++++ Raw records ++++
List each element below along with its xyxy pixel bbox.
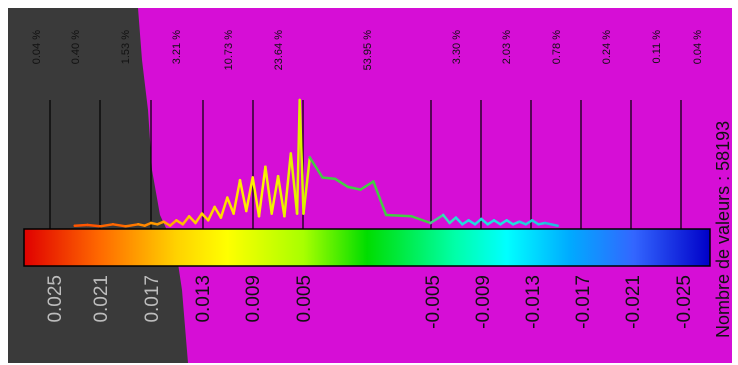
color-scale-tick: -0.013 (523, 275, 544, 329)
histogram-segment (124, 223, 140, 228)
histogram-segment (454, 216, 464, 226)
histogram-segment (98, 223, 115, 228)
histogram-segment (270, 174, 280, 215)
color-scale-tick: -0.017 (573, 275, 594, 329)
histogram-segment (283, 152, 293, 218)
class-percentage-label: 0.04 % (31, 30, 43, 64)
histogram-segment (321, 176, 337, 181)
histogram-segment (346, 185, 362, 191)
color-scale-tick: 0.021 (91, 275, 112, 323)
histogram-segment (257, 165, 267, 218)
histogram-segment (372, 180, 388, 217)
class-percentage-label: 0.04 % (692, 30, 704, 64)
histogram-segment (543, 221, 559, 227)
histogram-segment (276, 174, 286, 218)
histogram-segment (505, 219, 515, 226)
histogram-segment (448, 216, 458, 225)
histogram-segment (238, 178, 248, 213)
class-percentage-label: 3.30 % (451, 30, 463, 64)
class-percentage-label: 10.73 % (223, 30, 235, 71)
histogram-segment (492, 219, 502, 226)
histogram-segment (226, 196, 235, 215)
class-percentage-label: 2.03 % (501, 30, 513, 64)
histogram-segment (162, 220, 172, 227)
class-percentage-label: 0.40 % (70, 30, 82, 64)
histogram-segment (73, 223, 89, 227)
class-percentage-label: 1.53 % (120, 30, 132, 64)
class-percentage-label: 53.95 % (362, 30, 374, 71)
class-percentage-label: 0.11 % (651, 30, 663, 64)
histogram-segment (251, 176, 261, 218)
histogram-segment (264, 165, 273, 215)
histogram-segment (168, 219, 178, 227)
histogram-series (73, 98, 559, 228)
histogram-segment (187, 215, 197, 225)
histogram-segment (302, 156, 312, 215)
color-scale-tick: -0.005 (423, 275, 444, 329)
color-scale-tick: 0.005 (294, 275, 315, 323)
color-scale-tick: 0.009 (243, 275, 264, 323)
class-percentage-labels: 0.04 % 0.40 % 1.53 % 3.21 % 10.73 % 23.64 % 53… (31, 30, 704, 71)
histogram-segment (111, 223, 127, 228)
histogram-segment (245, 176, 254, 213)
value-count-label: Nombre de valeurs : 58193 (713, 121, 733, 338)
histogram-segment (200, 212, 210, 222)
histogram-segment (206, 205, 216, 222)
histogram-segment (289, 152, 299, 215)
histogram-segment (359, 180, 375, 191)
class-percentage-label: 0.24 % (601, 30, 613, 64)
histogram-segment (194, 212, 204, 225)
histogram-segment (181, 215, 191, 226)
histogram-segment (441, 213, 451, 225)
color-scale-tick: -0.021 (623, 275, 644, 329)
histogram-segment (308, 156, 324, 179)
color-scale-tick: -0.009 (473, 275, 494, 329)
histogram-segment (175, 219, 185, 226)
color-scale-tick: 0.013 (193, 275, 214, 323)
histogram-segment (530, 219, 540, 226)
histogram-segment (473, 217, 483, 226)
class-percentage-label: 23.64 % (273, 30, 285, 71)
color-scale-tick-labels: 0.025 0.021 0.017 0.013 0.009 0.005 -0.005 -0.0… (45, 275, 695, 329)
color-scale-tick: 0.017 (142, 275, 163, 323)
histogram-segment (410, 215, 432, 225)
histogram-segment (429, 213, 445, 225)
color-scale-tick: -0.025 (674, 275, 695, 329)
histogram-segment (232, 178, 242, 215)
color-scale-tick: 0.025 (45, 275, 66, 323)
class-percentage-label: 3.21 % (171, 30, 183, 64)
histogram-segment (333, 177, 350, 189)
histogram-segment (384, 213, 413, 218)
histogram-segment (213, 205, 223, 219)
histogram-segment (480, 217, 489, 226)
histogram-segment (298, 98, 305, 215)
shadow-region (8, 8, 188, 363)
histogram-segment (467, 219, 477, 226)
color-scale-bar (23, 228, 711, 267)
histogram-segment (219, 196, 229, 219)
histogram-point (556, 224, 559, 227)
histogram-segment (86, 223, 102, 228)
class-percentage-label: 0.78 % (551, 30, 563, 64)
++++
#### [Work to do]
Reproduce the lines between the one holding "color-scale-tick: -0.013 (523, 275, 544, 329)" and the one holding "color-scale-tick: -0.005 (423, 275, 444, 329)", inclusive, exactly as they appear.

#### [Output of the exercise]
color-scale-tick: -0.013 (523, 275, 544, 329)
histogram-segment (124, 223, 140, 228)
histogram-segment (454, 216, 464, 226)
histogram-segment (98, 223, 115, 228)
histogram-segment (270, 174, 280, 215)
color-scale-tick: -0.017 (573, 275, 594, 329)
histogram-segment (283, 152, 293, 218)
class-percentage-label: 0.04 % (31, 30, 43, 64)
histogram-segment (321, 176, 337, 181)
histogram-segment (346, 185, 362, 191)
color-scale-tick: 0.021 (91, 275, 112, 323)
histogram-segment (257, 165, 267, 218)
histogram-segment (372, 180, 388, 217)
class-percentage-label: 0.04 % (692, 30, 704, 64)
histogram-segment (543, 221, 559, 227)
histogram-segment (276, 174, 286, 218)
histogram-segment (505, 219, 515, 226)
histogram-segment (448, 216, 458, 225)
histogram-segment (238, 178, 248, 213)
class-percentage-label: 3.30 % (451, 30, 463, 64)
class-percentage-label: 10.73 % (223, 30, 235, 71)
histogram-segment (492, 219, 502, 226)
histogram-segment (226, 196, 235, 215)
class-percentage-label: 2.03 % (501, 30, 513, 64)
histogram-segment (162, 220, 172, 227)
class-percentage-label: 0.40 % (70, 30, 82, 64)
histogram-segment (73, 223, 89, 227)
class-percentage-label: 1.53 % (120, 30, 132, 64)
class-percentage-label: 53.95 % (362, 30, 374, 71)
class-percentage-label: 0.11 % (651, 30, 663, 64)
histogram-segment (251, 176, 261, 218)
histogram-segment (264, 165, 273, 215)
histogram-segment (168, 219, 178, 227)
histogram-series (73, 98, 559, 228)
histogram-segment (187, 215, 197, 225)
histogram-segment (302, 156, 312, 215)
color-scale-tick: -0.005 (423, 275, 444, 329)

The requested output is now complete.